Exercise prompt: Rewrite all of the items, replacing "nav-item-label" with "menu-label" and keeping everything else the same. Leave the pictures out of your answer.

Information shown:
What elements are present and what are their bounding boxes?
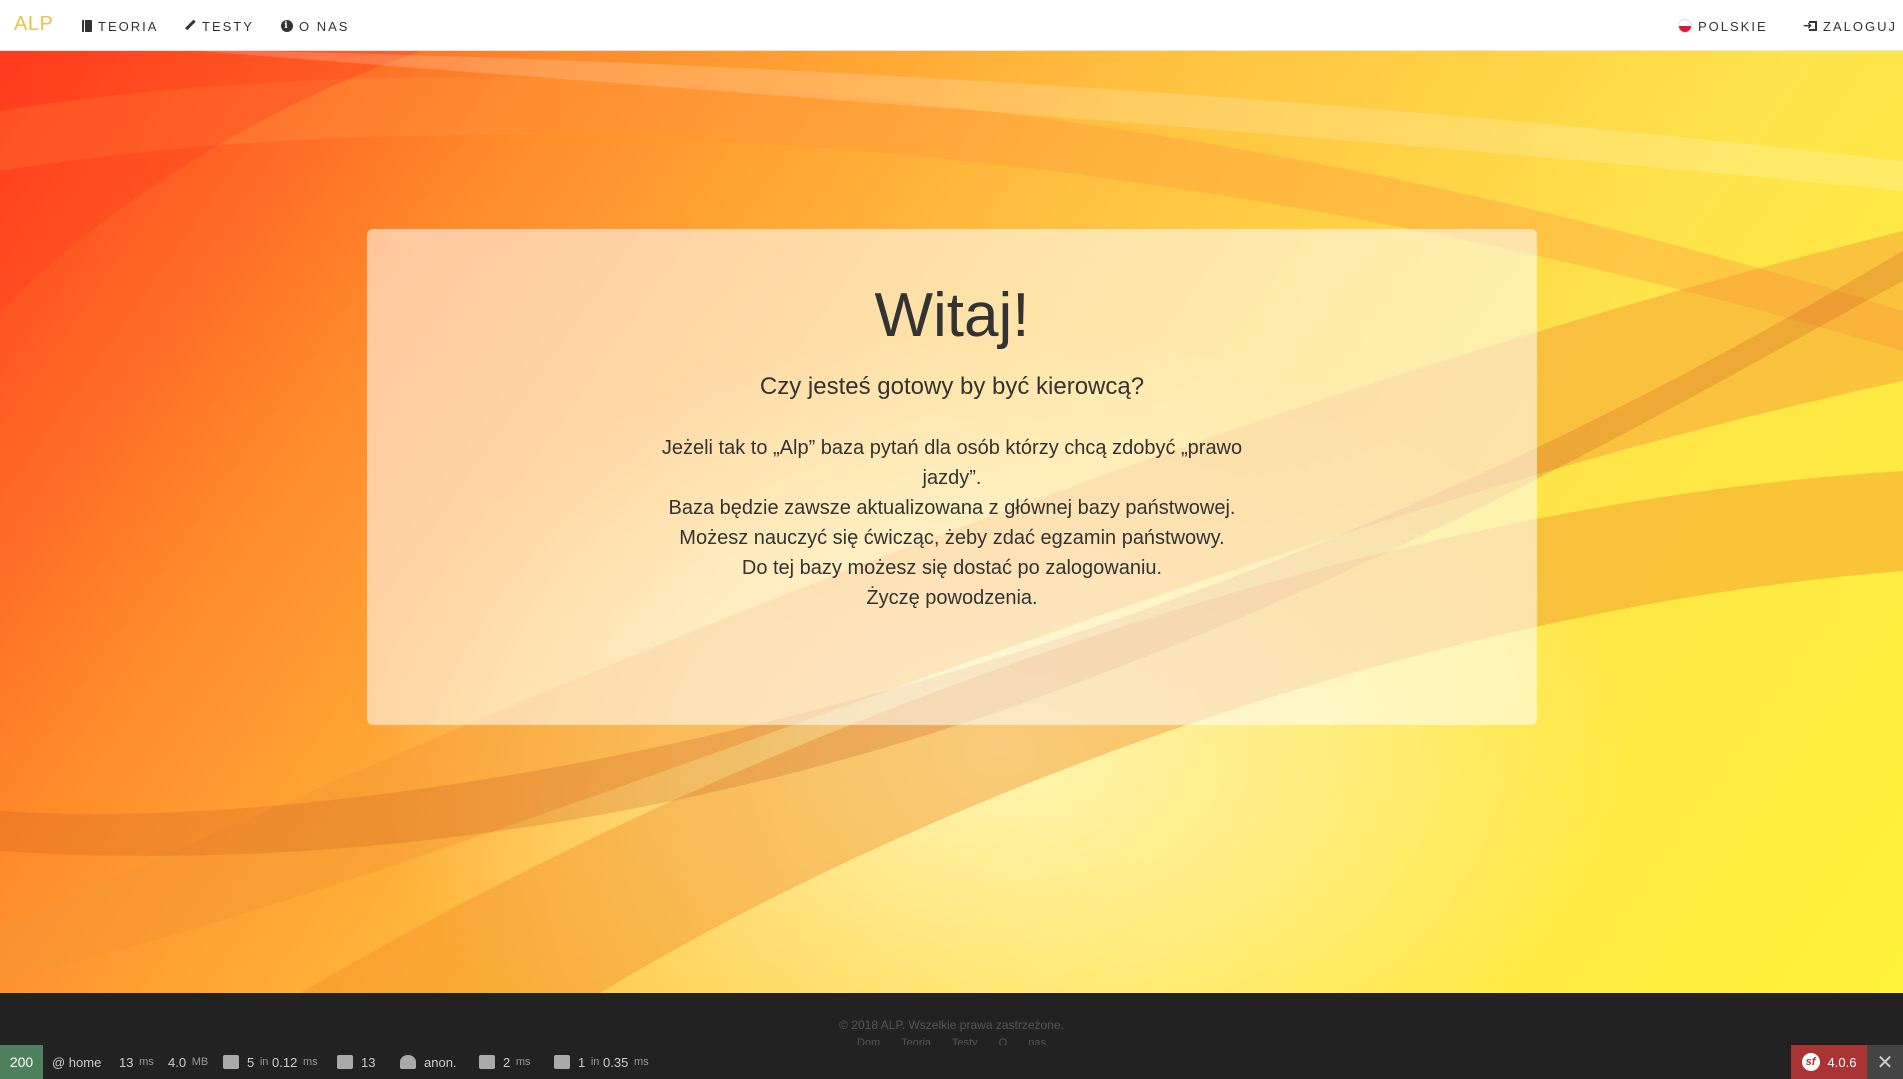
poland-flag-icon (1678, 19, 1692, 33)
twig-item[interactable]: 2 ms (479, 1045, 531, 1079)
login-label: ZALOGUJ (1823, 18, 1897, 34)
translations-item[interactable]: 13 (337, 1045, 375, 1079)
symfony-version: 4.0.6 (1827, 1054, 1857, 1070)
nav-item-label: TEORIA (98, 18, 159, 34)
welcome-body: Jeżeli tak to „Alp” baza pytań dla osób … (642, 433, 1262, 613)
db-time: 0.35 (603, 1054, 629, 1070)
route-item[interactable]: @ home (52, 1045, 101, 1079)
forms-in: in (259, 1056, 269, 1068)
time-unit: ms (139, 1056, 154, 1068)
user-item[interactable]: anon. (400, 1045, 457, 1079)
database-item[interactable]: 1 in 0.35 ms (554, 1045, 649, 1079)
symfony-version-item[interactable]: sf 4.0.6 (1791, 1045, 1867, 1079)
body-line: Jeżeli tak to „Alp” baza pytań dla osób … (661, 437, 1243, 489)
hero-background: Witaj! Czy jesteś gotowy by być kierowcą… (0, 51, 1903, 993)
translation-icon (337, 1055, 353, 1069)
forms-unit: ms (302, 1056, 318, 1068)
language-label: POLSKIE (1698, 18, 1768, 34)
welcome-title: Witaj! (874, 281, 1030, 350)
debug-toolbar: 200 @ home 13 ms 4.0 MB 5 in 0.12 ms 13 … (0, 1045, 1903, 1079)
wish-text: Życzę powodzenia. (866, 587, 1038, 609)
nav-item-label: TESTY (202, 18, 254, 34)
info-icon: i (281, 20, 293, 32)
login-link[interactable]: ZALOGUJ (1803, 16, 1897, 36)
pencil-icon (182, 18, 199, 35)
time-item[interactable]: 13 ms (119, 1045, 154, 1079)
twig-unit: ms (515, 1056, 531, 1068)
body-line: Do tej bazy możesz się dostać po zalogow… (741, 557, 1163, 579)
close-icon[interactable]: ✕ (1867, 1045, 1903, 1079)
memory-item[interactable]: 4.0 MB (168, 1045, 208, 1079)
welcome-card: Witaj! Czy jesteś gotowy by być kierowcą… (367, 229, 1537, 725)
layers-icon (223, 1055, 239, 1069)
copyright-text: © 2018 ALP. Wszelkie prawa zastrzeżone. (839, 1018, 1064, 1032)
nav-item-o-nas[interactable]: i O NAS (281, 16, 349, 36)
brand-logo-link[interactable]: ALP (14, 13, 53, 36)
database-icon (554, 1055, 570, 1069)
forms-time: 0.12 (272, 1054, 298, 1070)
db-unit: ms (633, 1056, 649, 1068)
body-line: Baza będzie zawsze aktualizowana z główn… (668, 497, 1236, 519)
nav-item-teoria[interactable]: TEORIA (82, 16, 158, 36)
welcome-lead: Czy jesteś gotowy by być kierowcą? (759, 373, 1145, 400)
status-code-badge[interactable]: 200 (0, 1045, 43, 1079)
user-name: anon. (424, 1054, 457, 1070)
db-queries: 1 (578, 1054, 586, 1070)
translations-count: 13 (361, 1054, 376, 1070)
symfony-logo-icon: sf (1801, 1053, 1820, 1071)
book-icon (82, 20, 92, 32)
user-icon (400, 1055, 416, 1069)
body-line: Możesz nauczyć się ćwicząc, żeby zdać eg… (679, 527, 1225, 549)
forms-count: 5 (247, 1054, 255, 1070)
nav-item-testy[interactable]: TESTY (184, 16, 254, 36)
nav-item-label: O NAS (299, 18, 350, 34)
language-selector[interactable]: POLSKIE (1678, 16, 1768, 36)
twig-time: 2 (503, 1054, 511, 1070)
memory-unit: MB (191, 1056, 209, 1068)
template-icon (479, 1055, 495, 1069)
db-in: in (590, 1056, 600, 1068)
top-navbar: ALP TEORIA TESTY i O NAS POLSKIE ZALOGUJ (0, 0, 1903, 51)
memory-value: 4.0 (168, 1054, 187, 1070)
page-footer: © 2018 ALP. Wszelkie prawa zastrzeżone. … (0, 993, 1903, 1049)
login-icon (1803, 19, 1817, 32)
time-value: 13 (119, 1054, 134, 1070)
forms-item[interactable]: 5 in 0.12 ms (223, 1045, 318, 1079)
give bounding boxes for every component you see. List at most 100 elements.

Correct output:
What elements are present and what are their bounding boxes?
poland-flag-icon (1678, 19, 1692, 33)
twig-item[interactable]: 2 ms (479, 1045, 531, 1079)
login-label: ZALOGUJ (1823, 18, 1897, 34)
translations-item[interactable]: 13 (337, 1045, 375, 1079)
symfony-version: 4.0.6 (1827, 1054, 1857, 1070)
menu-label: TEORIA (98, 18, 159, 34)
welcome-body: Jeżeli tak to „Alp” baza pytań dla osób … (642, 433, 1262, 613)
db-time: 0.35 (603, 1054, 629, 1070)
route-item[interactable]: @ home (52, 1045, 101, 1079)
forms-in: in (259, 1056, 269, 1068)
time-unit: ms (139, 1056, 154, 1068)
user-item[interactable]: anon. (400, 1045, 457, 1079)
database-item[interactable]: 1 in 0.35 ms (554, 1045, 649, 1079)
symfony-version-item[interactable]: sf 4.0.6 (1791, 1045, 1867, 1079)
body-line: Jeżeli tak to „Alp” baza pytań dla osób … (661, 437, 1243, 489)
hero-background: Witaj! Czy jesteś gotowy by być kierowcą… (0, 51, 1903, 993)
translation-icon (337, 1055, 353, 1069)
forms-unit: ms (302, 1056, 318, 1068)
language-label: POLSKIE (1698, 18, 1768, 34)
welcome-title: Witaj! (874, 281, 1030, 350)
debug-toolbar: 200 @ home 13 ms 4.0 MB 5 in 0.12 ms 13 … (0, 1045, 1903, 1079)
wish-text: Życzę powodzenia. (866, 587, 1038, 609)
menu-label: TESTY (202, 18, 254, 34)
info-icon: i (281, 20, 293, 32)
login-link[interactable]: ZALOGUJ (1803, 16, 1897, 36)
pencil-icon (182, 18, 199, 35)
time-item[interactable]: 13 ms (119, 1045, 154, 1079)
twig-unit: ms (515, 1056, 531, 1068)
body-line: Do tej bazy możesz się dostać po zalogow… (741, 557, 1163, 579)
close-icon[interactable]: ✕ (1867, 1045, 1903, 1079)
memory-item[interactable]: 4.0 MB (168, 1045, 208, 1079)
welcome-card: Witaj! Czy jesteś gotowy by być kierowcą… (367, 229, 1537, 725)
layers-icon (223, 1055, 239, 1069)
copyright-text: © 2018 ALP. Wszelkie prawa zastrzeżone. (839, 1018, 1064, 1032)
nav-item-o-nas[interactable]: i O NAS (281, 16, 349, 36)
brand-logo-link[interactable]: ALP (14, 13, 53, 36)
database-icon (554, 1055, 570, 1069)
forms-time: 0.12 (272, 1054, 298, 1070)
db-unit: ms (633, 1056, 649, 1068)
body-line: Baza będzie zawsze aktualizowana z główn… (668, 497, 1236, 519)
nav-item-teoria[interactable]: TEORIA (82, 16, 158, 36)
welcome-lead: Czy jesteś gotowy by być kierowcą? (759, 373, 1145, 400)
status-code-badge[interactable]: 200 (0, 1045, 43, 1079)
user-name: anon. (424, 1054, 457, 1070)
db-queries: 1 (578, 1054, 586, 1070)
translations-count: 13 (361, 1054, 376, 1070)
symfony-logo-icon: sf (1801, 1053, 1820, 1071)
book-icon (82, 20, 92, 32)
user-icon (400, 1055, 416, 1069)
body-line: Możesz nauczyć się ćwicząc, żeby zdać eg… (679, 527, 1225, 549)
forms-count: 5 (247, 1054, 255, 1070)
nav-item-testy[interactable]: TESTY (184, 16, 254, 36)
menu-label: O NAS (299, 18, 350, 34)
language-selector[interactable]: POLSKIE (1678, 16, 1768, 36)
twig-time: 2 (503, 1054, 511, 1070)
memory-unit: MB (191, 1056, 209, 1068)
template-icon (479, 1055, 495, 1069)
db-in: in (590, 1056, 600, 1068)
top-navbar: ALP TEORIA TESTY i O NAS POLSKIE ZALOGUJ (0, 0, 1903, 51)
memory-value: 4.0 (168, 1054, 187, 1070)
page-footer: © 2018 ALP. Wszelkie prawa zastrzeżone. … (0, 993, 1903, 1049)
login-icon (1803, 19, 1817, 32)
time-value: 13 (119, 1054, 134, 1070)
forms-item[interactable]: 5 in 0.12 ms (223, 1045, 318, 1079)
give bounding boxes for every component you see. List at most 100 elements.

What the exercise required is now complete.